**REQUEST**
Return all lines from the listing below in which the string "image" occurs.

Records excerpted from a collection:
━━━━━━━━━━━━━━━━
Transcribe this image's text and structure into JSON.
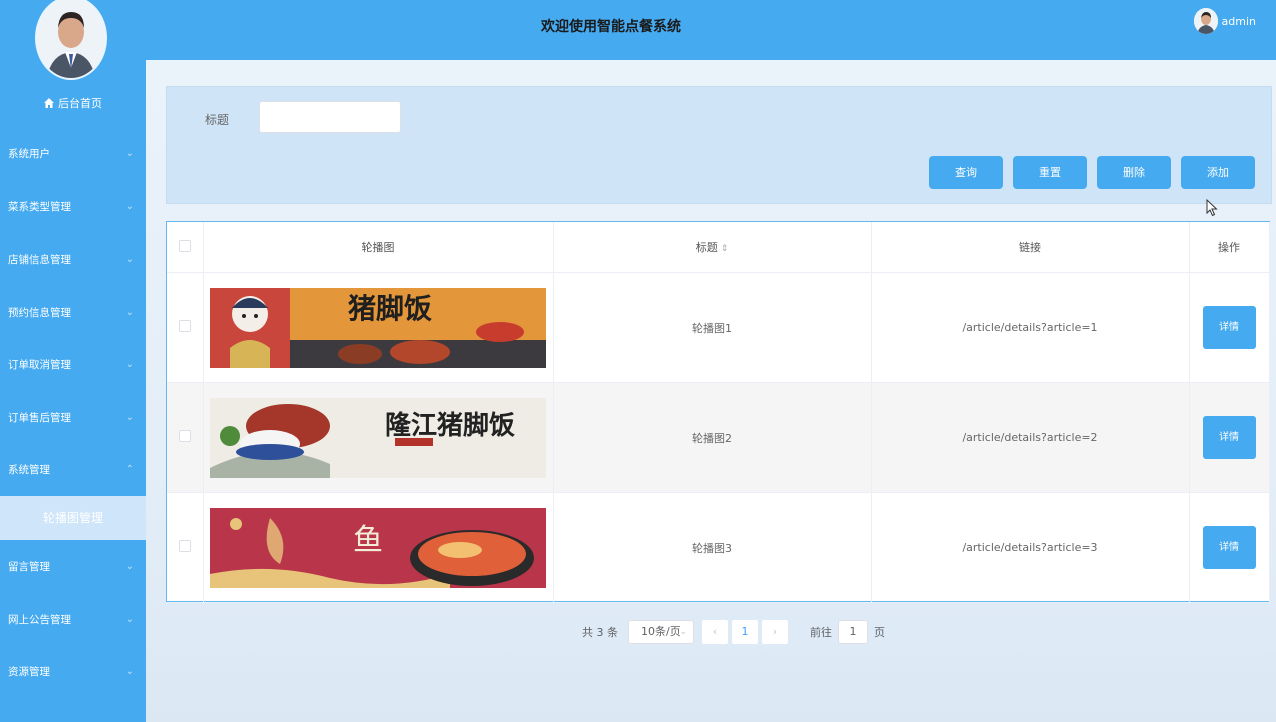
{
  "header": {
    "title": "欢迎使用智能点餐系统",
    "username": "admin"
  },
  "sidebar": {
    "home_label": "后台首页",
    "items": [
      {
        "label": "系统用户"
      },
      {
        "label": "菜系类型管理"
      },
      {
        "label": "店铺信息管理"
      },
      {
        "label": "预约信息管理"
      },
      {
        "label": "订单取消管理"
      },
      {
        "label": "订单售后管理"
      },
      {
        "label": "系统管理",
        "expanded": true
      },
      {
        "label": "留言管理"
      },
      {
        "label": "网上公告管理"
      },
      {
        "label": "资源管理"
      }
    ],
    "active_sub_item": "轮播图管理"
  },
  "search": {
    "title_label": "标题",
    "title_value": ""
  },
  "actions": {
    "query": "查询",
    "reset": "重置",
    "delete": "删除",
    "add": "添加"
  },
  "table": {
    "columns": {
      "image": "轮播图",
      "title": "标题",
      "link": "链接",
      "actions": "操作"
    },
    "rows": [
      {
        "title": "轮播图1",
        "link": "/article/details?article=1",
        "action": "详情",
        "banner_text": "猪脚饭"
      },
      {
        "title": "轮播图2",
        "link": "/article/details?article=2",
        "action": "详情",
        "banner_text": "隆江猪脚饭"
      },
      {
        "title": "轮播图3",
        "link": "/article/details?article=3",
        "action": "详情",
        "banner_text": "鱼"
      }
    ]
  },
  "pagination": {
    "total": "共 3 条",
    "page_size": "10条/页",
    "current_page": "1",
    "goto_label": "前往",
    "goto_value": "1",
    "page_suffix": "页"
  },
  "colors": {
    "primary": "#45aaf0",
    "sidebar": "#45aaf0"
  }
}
━━━━━━━━━━━━━━━━
**ANSWER FOR THIS EXERCISE**
Transcribe this image's text and structure into JSON.
      "image": "轮播图",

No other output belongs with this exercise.